**EXERCISE PROMPT**
Reproduce the listing exactly and skip over any pictures.

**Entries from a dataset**
────────

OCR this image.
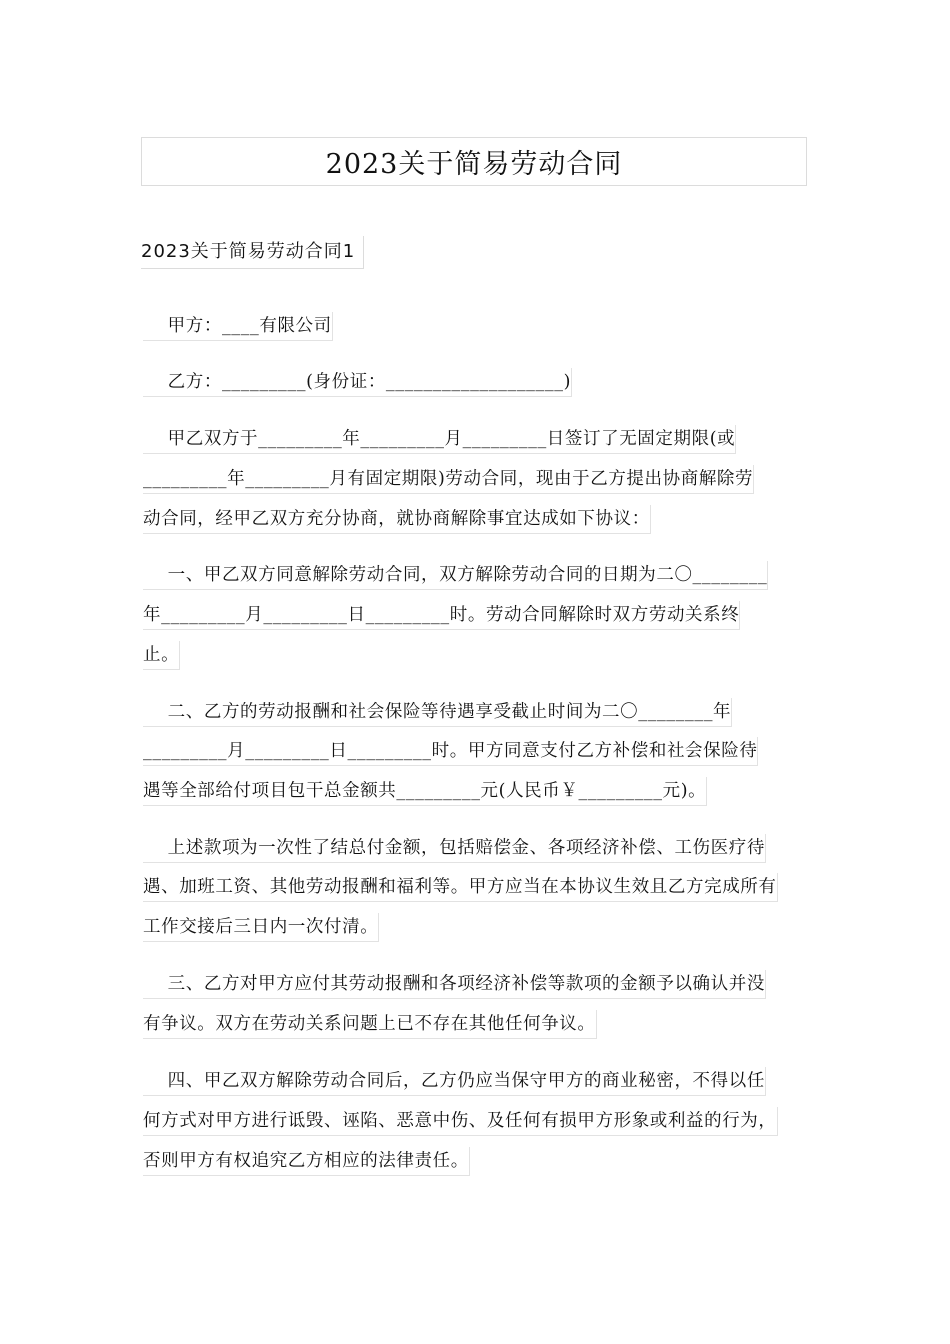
2023关于简易劳动合同
2023关于简易劳动合同1
甲方：____有限公司
乙方：_________(身份证：___________________)
甲乙双方于_________年_________月_________日签订了无固定期限(或
_________年_________月有固定期限)劳动合同，现由于乙方提出协商解除劳
动合同，经甲乙双方充分协商，就协商解除事宜达成如下协议：
一、甲乙双方同意解除劳动合同，双方解除劳动合同的日期为二〇________
年_________月_________日_________时。劳动合同解除时双方劳动关系终
止。
二、乙方的劳动报酬和社会保险等待遇享受截止时间为二〇________年
_________月_________日_________时。甲方同意支付乙方补偿和社会保险待
遇等全部给付项目包干总金额共_________元(人民币￥_________元)。
上述款项为一次性了结总付金额，包括赔偿金、各项经济补偿、工伤医疗待
遇、加班工资、其他劳动报酬和福利等。甲方应当在本协议生效且乙方完成所有
工作交接后三日内一次付清。
三、乙方对甲方应付其劳动报酬和各项经济补偿等款项的金额予以确认并没
有争议。双方在劳动关系问题上已不存在其他任何争议。
四、甲乙双方解除劳动合同后，乙方仍应当保守甲方的商业秘密，不得以任
何方式对甲方进行诋毁、诬陷、恶意中伤、及任何有损甲方形象或利益的行为，
否则甲方有权追究乙方相应的法律责任。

────────

**THE SOLUTION**
OCR this image.
2023关于简易劳动合同
2023关于简易劳动合同1
甲方：____有限公司
乙方：_________(身份证：___________________)
甲乙双方于_________年_________月_________日签订了无固定期限(或
_________年_________月有固定期限)劳动合同，现由于乙方提出协商解除劳
动合同，经甲乙双方充分协商，就协商解除事宜达成如下协议：
一、甲乙双方同意解除劳动合同，双方解除劳动合同的日期为二〇________
年_________月_________日_________时。劳动合同解除时双方劳动关系终
止。
二、乙方的劳动报酬和社会保险等待遇享受截止时间为二〇________年
_________月_________日_________时。甲方同意支付乙方补偿和社会保险待
遇等全部给付项目包干总金额共_________元(人民币￥_________元)。
上述款项为一次性了结总付金额，包括赔偿金、各项经济补偿、工伤医疗待
遇、加班工资、其他劳动报酬和福利等。甲方应当在本协议生效且乙方完成所有
工作交接后三日内一次付清。
三、乙方对甲方应付其劳动报酬和各项经济补偿等款项的金额予以确认并没
有争议。双方在劳动关系问题上已不存在其他任何争议。
四、甲乙双方解除劳动合同后，乙方仍应当保守甲方的商业秘密，不得以任
何方式对甲方进行诋毁、诬陷、恶意中伤、及任何有损甲方形象或利益的行为，
否则甲方有权追究乙方相应的法律责任。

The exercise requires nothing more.